WORK TO COMPLETE >>
#1 Decide whether each statement below agrees with the passage on revising a draft. Answer yes or no for each, and quote the words from the passage that settle it.
(a) What you find on the page will most likely match how you remember it.
(b) The thing that side-tracked you may be more interesting than your original thought.
(c) The first step is to re-read what you have written.
#2 Go on with the passage on revising a draft, picking up right after its last sentence.

EXCERPT >>
^^^^

But let’s assume you’re not doing that last thing. You’ve got this piece, and you think it’s pretty good, or anyway you think it could be pretty good. If you can figure out how to get it there.
The first thing you want to do is re-read what you’ve written. It’s likely—almost certain, in fact—that what’s really on the page is going to be different than how you remember it. It might be better, it might be worse, but in any case—different. It really doesn’t matter. What matters is that you take the time out to survey the lay of the land, and make those (re)discoveries, whatever they might happen to be. Most likely, it won’t be a question of better and worse at all. It’ll be a question of interest. Very often, the thing you initially sat down to write about will have been eclipsed during the writing process by something else that caught your attention. So maybe the first revision questions to ask yourself are: What do I think this piece is about? What is it actually about? And then, what do I want it to be about?
That last one is especially important, because it’s going to govern what happens next. Maybe the thing that side-tracked you is much more interesting than your original thought, which is why you pursued it when you were writing. Very often in literature, just as in life, it’s the alleyways and by-roads, the out of the way places, where the most interesting experiences are to be had. On the other hand, maybe you’re dead-set on writing about X, not Y or Z or Q, and in that case you’re going to need to back up to the road-fork where you made that hard right turn, and this time take the left instead.

^^^^

(Image layout annotations)
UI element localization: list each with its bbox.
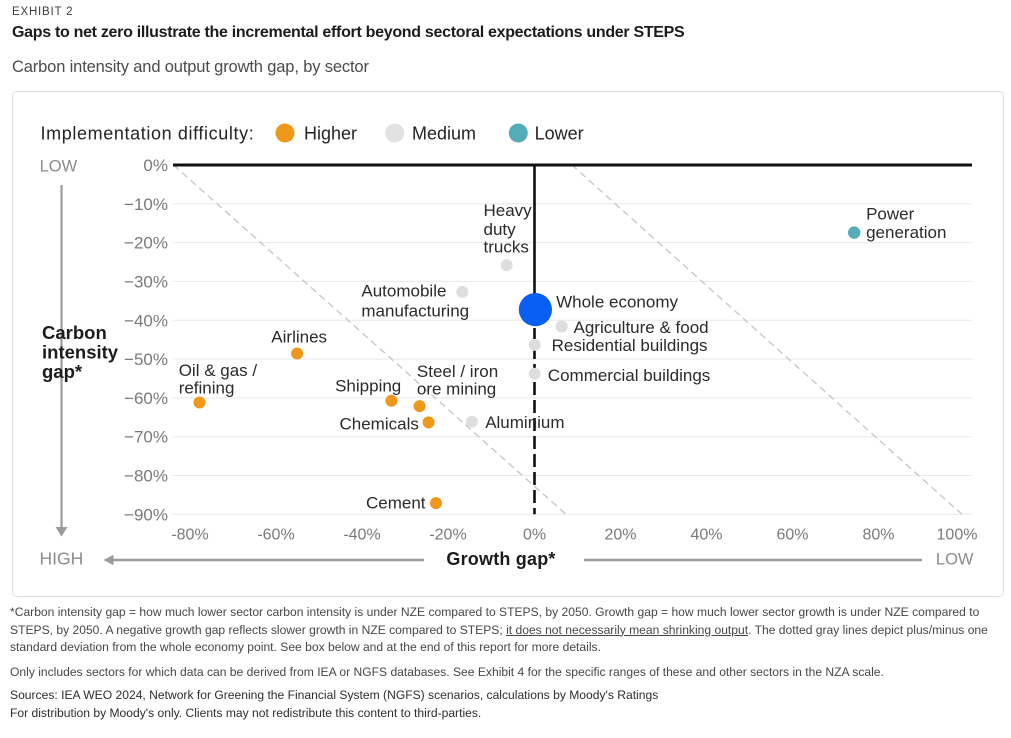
svg-text:Heavy: Heavy — [484, 201, 533, 220]
svg-text:ore mining: ore mining — [417, 380, 496, 399]
svg-text:Implementation difficulty:: Implementation difficulty: — [41, 124, 255, 144]
svg-text:Cement: Cement — [366, 494, 426, 513]
svg-text:Aluminium: Aluminium — [485, 413, 564, 432]
svg-text:HIGH: HIGH — [40, 549, 84, 569]
svg-text:Higher: Higher — [304, 124, 357, 144]
svg-text:intensity: intensity — [42, 342, 119, 363]
svg-text:refining: refining — [179, 379, 235, 398]
svg-text:−50%: −50% — [124, 350, 168, 369]
svg-text:generation: generation — [866, 223, 946, 242]
svg-text:Growth gap*: Growth gap* — [446, 549, 555, 569]
svg-text:manufacturing: manufacturing — [361, 302, 469, 321]
svg-text:0%: 0% — [523, 527, 546, 544]
svg-text:100%: 100% — [937, 527, 978, 544]
svg-text:-60%: -60% — [257, 527, 294, 544]
svg-text:LOW: LOW — [936, 551, 974, 569]
svg-text:20%: 20% — [604, 527, 636, 544]
svg-text:Commercial buildings: Commercial buildings — [548, 366, 711, 385]
svg-text:80%: 80% — [862, 527, 894, 544]
svg-text:trucks: trucks — [484, 238, 529, 257]
svg-text:−80%: −80% — [124, 467, 168, 486]
svg-text:Shipping: Shipping — [335, 376, 401, 395]
svg-text:duty: duty — [484, 220, 517, 239]
svg-text:0%: 0% — [143, 156, 168, 175]
svg-text:−60%: −60% — [124, 389, 168, 408]
svg-text:Medium: Medium — [412, 124, 476, 144]
svg-text:-40%: -40% — [343, 527, 380, 544]
svg-text:−30%: −30% — [124, 272, 168, 291]
svg-text:Power: Power — [866, 205, 915, 224]
svg-text:−40%: −40% — [124, 311, 168, 330]
svg-text:−10%: −10% — [124, 195, 168, 214]
svg-text:-80%: -80% — [171, 527, 208, 544]
svg-text:Lower: Lower — [535, 124, 584, 144]
svg-text:40%: 40% — [690, 527, 722, 544]
svg-text:Carbon: Carbon — [42, 322, 107, 343]
svg-text:Airlines: Airlines — [271, 327, 327, 346]
svg-text:Agriculture & food: Agriculture & food — [574, 318, 709, 337]
svg-text:Chemicals: Chemicals — [340, 414, 419, 433]
svg-text:Oil & gas /: Oil & gas / — [179, 361, 258, 380]
svg-text:LOW: LOW — [40, 158, 78, 176]
svg-text:gap*: gap* — [42, 361, 83, 382]
svg-text:Steel / iron: Steel / iron — [417, 362, 498, 381]
svg-text:-20%: -20% — [429, 527, 466, 544]
svg-text:−20%: −20% — [124, 234, 168, 253]
svg-text:Residential buildings: Residential buildings — [552, 336, 708, 355]
svg-text:Automobile: Automobile — [361, 282, 446, 301]
svg-text:Whole economy: Whole economy — [556, 293, 678, 312]
svg-text:60%: 60% — [776, 527, 808, 544]
svg-text:−70%: −70% — [124, 428, 168, 447]
svg-text:−90%: −90% — [124, 505, 168, 524]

^^^^

ANSWERS TO THE TASKS >>
#1
(a) No: "It’s likely—almost certain, in fact—that what’s really on the page is going to be different than how you remember it."
(b) Yes: "Maybe the thing that side-tracked you is much more interesting than your original thought"
(c) Yes: "The first thing you want to do is re-read what you’ve written."

#2
Revising Up, Revising Down

At the most basic level, there are only two ways to revise something. You can add to it, or you can take away from it. (Or you can spend all day moving commas around, but that’s a whole other thing.) If you’re adding, the main concerns are what to add, and where. If you’re writing prose, especially prose fiction, you might be looking for opportunities to add detail, to the emotional state of a character, or the physical details of the world of the story, or wherever else it seems relevant and useful. What you don’t want to do is go around adding details for their own sake, just because you can, or even worse—just to make the piece longer.
You may wind up adding whole scenes or events to a story. In the original draft, you might have written that Sally took the bus across town to her doctor’s appointment. In your revision, it might occur to you that if the busroute Sally is on goes by the Raritan, then perhaps it would be a fine thing to actually write the scene of Sally on the bus, looking out over the polluted water and exposed riverbeds thinking about despoiled nature and how sick the world is, or perhaps irked that there’s traffic—Sally’s going to be late. And maybe these thoughts are interrupted by a girl in the next row loudly cracking her gum and blathering into her cellphone about some problem she’s having with her boyfriend.
Are these useful details? Is this or that scene integral or extra? A happy diversion or an irritating distraction? Only the writer can answer these questions, but the point is this: every authorial choice you make as a writer, will open up a number of new possibilities to you, and simultaneously close off several others. A large part of your job is simply managing the array of options, which does not mean denying instinct—it means harnessing it.
The other part of revision—the main part, I would argue—is cutting, or revising down. Does your work repeat itself? Are you overly fond of a certain word or phrase? Do you describe the weather too much? Hair color? What someone is thinking? These are all examples of details that can be useful and telling and interesting, when used judiciously and strategically, but which, when over-used, bog the work down and make it uninteresting and repetitive and scattered.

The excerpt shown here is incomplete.